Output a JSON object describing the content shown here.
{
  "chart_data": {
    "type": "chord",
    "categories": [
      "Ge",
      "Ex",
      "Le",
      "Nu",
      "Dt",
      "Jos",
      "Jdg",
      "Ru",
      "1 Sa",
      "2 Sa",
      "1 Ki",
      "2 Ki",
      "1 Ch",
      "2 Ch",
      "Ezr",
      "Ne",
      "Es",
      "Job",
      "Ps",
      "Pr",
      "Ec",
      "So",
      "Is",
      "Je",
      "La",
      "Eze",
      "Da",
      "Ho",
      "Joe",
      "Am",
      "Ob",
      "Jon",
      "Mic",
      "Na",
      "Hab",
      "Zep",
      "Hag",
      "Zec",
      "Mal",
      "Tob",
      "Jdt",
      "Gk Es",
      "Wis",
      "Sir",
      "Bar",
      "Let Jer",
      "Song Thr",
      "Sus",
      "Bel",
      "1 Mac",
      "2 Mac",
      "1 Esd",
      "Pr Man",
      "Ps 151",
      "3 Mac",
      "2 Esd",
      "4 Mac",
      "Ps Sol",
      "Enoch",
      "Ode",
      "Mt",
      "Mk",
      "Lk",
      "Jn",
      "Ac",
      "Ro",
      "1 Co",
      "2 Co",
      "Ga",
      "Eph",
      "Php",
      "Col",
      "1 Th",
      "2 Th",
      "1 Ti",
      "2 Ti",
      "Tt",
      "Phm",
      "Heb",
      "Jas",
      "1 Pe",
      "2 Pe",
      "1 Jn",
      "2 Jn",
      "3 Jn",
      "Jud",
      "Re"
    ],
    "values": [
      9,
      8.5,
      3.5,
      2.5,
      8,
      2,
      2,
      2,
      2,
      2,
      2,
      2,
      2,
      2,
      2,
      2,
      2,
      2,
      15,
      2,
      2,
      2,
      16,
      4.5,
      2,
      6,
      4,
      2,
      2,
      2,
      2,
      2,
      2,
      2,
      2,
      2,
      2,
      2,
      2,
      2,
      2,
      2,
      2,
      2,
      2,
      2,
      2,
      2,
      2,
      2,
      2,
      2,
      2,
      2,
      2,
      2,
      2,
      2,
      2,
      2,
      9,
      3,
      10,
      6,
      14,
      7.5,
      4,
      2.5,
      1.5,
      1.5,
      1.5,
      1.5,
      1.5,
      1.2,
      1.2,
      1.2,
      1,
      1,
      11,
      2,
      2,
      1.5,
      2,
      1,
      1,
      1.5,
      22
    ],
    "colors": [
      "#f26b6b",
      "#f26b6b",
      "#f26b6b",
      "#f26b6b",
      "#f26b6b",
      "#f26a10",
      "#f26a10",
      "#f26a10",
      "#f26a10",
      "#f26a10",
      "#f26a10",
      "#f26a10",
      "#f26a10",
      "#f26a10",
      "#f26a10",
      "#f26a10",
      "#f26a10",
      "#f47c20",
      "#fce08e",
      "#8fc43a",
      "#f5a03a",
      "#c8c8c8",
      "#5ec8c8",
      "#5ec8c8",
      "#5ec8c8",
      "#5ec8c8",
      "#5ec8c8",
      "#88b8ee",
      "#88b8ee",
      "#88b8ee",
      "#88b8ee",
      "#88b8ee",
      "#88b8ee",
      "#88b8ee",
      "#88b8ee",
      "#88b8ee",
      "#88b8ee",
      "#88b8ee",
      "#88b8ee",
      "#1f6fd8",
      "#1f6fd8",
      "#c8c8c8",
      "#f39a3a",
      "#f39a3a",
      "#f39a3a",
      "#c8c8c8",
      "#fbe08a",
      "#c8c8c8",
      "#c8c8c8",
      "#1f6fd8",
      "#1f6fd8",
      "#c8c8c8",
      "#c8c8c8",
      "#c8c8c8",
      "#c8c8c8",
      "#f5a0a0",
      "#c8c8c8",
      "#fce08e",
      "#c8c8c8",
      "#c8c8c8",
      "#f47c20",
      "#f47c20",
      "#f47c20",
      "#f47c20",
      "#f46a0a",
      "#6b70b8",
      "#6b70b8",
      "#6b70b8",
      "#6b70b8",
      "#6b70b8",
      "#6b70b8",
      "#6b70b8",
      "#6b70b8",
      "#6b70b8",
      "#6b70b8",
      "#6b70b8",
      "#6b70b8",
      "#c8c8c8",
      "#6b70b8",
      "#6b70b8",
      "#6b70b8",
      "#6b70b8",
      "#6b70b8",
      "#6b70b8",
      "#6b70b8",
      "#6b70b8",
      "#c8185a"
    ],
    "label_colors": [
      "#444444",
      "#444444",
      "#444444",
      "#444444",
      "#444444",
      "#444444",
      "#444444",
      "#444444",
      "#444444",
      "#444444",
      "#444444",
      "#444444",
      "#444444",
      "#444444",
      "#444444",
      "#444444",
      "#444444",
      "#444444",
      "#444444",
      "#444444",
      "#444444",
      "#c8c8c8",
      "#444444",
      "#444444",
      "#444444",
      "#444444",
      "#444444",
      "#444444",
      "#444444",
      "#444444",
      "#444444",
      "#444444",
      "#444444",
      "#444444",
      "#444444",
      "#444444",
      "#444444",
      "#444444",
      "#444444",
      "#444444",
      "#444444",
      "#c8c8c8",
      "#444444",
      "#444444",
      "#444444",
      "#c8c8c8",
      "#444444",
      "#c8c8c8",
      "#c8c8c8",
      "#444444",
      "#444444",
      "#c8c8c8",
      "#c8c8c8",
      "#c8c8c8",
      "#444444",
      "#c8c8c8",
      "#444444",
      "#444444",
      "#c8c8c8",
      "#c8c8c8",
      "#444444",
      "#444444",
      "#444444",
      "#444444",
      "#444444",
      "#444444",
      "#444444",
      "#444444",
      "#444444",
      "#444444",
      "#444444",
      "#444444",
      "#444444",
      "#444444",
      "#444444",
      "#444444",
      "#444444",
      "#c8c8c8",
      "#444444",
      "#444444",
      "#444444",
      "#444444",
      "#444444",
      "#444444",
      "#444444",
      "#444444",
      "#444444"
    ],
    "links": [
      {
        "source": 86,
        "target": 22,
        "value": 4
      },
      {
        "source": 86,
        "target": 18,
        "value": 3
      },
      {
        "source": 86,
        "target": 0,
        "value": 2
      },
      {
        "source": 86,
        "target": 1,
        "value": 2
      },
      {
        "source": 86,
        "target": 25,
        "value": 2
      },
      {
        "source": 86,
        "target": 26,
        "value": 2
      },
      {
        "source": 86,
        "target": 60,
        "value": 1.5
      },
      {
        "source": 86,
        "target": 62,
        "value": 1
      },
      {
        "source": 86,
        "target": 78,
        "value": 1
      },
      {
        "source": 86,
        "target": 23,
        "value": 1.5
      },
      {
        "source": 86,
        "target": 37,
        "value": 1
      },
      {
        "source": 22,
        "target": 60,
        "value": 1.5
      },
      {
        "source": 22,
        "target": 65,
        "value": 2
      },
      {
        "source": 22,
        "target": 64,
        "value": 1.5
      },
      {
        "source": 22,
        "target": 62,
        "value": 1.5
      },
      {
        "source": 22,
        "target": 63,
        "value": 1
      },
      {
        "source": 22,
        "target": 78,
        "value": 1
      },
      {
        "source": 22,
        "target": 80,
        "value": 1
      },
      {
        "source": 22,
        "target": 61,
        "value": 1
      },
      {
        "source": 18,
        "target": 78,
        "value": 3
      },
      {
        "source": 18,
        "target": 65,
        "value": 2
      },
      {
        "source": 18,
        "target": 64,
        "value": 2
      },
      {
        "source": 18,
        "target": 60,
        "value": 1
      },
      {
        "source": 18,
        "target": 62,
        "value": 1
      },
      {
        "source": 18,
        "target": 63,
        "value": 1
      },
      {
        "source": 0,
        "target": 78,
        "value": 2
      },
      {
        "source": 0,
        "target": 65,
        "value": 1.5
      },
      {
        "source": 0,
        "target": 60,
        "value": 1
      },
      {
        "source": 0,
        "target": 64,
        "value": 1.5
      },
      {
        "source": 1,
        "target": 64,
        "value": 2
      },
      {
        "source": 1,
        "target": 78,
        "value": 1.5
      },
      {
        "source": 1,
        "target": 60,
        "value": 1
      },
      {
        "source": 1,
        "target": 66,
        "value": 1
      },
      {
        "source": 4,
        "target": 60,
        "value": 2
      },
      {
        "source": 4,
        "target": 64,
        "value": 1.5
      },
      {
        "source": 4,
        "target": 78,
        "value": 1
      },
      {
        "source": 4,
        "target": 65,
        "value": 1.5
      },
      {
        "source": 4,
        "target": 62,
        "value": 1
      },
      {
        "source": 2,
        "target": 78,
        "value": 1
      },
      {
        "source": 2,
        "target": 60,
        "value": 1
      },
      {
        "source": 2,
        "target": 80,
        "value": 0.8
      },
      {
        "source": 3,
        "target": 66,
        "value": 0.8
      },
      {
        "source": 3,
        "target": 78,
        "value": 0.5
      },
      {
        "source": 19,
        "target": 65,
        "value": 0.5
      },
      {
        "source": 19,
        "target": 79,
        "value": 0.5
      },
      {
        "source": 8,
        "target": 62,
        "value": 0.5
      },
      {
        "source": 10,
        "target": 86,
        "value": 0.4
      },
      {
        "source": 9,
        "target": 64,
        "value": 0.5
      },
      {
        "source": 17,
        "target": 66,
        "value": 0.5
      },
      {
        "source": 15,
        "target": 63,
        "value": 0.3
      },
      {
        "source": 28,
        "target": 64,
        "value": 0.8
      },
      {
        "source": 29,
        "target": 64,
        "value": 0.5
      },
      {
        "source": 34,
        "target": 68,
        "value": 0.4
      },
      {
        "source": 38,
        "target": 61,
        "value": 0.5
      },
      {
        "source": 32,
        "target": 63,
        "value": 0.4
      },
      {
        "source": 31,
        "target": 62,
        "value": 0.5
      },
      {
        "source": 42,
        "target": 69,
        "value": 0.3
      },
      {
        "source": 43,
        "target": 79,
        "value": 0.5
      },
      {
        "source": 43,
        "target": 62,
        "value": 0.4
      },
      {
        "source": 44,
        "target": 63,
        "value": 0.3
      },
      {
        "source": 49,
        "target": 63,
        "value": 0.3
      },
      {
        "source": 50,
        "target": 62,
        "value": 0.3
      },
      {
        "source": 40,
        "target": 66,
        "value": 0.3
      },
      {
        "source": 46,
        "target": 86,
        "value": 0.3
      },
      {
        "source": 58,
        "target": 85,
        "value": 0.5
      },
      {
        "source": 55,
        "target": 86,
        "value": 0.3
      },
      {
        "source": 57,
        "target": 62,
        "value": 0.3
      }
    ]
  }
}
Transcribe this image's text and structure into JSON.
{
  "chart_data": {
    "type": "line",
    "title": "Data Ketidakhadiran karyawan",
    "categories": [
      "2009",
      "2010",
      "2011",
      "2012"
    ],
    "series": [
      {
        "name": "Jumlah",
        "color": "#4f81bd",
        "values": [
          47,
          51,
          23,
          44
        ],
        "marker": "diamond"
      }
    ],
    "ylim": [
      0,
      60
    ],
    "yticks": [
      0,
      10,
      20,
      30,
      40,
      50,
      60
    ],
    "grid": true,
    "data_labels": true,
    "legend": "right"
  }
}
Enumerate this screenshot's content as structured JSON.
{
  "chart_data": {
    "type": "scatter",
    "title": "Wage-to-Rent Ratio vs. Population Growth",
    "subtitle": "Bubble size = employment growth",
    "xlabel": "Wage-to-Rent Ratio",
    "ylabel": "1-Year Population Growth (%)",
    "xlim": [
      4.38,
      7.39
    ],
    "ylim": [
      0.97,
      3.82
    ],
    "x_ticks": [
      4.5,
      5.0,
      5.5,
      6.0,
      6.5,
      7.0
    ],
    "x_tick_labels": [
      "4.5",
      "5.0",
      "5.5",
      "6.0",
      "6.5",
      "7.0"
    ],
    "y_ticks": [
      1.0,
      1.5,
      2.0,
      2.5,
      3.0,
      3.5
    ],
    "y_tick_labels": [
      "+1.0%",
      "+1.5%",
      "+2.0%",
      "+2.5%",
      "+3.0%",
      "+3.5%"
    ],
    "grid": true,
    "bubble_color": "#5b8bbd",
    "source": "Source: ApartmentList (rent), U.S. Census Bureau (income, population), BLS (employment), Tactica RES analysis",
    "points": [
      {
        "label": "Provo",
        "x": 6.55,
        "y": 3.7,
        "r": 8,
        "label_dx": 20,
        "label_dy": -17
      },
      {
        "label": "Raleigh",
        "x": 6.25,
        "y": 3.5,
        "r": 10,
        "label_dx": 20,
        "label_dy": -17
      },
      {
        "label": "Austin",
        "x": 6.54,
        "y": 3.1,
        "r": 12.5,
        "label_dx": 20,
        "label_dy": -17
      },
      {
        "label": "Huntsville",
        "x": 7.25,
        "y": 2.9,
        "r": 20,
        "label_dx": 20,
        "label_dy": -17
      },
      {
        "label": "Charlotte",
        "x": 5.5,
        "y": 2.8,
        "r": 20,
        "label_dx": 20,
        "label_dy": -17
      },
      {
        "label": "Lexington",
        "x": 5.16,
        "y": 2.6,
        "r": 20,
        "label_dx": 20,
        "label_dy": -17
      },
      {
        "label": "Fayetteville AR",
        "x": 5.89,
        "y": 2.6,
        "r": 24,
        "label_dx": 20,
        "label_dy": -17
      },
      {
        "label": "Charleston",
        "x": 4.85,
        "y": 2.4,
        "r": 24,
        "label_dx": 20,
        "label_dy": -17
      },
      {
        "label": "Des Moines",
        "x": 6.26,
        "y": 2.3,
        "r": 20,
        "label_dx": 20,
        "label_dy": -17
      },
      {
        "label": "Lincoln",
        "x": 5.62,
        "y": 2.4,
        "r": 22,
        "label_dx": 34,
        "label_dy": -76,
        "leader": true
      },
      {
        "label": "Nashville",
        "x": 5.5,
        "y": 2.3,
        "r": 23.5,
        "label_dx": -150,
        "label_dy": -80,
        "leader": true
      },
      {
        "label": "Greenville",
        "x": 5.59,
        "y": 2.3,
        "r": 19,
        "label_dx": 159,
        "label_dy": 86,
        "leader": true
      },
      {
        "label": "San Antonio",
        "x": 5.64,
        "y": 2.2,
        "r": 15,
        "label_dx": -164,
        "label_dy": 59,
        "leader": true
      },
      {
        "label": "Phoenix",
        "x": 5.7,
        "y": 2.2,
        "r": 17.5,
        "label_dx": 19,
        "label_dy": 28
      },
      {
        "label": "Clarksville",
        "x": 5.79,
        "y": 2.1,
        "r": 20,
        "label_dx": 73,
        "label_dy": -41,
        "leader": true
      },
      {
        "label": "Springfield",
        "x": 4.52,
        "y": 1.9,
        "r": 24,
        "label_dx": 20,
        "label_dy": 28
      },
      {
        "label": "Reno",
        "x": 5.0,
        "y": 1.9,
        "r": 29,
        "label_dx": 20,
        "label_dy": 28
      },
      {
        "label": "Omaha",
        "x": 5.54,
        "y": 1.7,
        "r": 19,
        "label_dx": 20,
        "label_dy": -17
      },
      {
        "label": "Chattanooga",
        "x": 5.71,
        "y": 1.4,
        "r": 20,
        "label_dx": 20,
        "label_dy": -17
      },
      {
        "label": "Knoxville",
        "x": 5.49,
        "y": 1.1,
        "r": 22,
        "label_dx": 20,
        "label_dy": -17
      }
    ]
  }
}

##############################

* Exercise requirements
Check each line of the data above for the string "this" and report only how many lines have it.

* Task response
2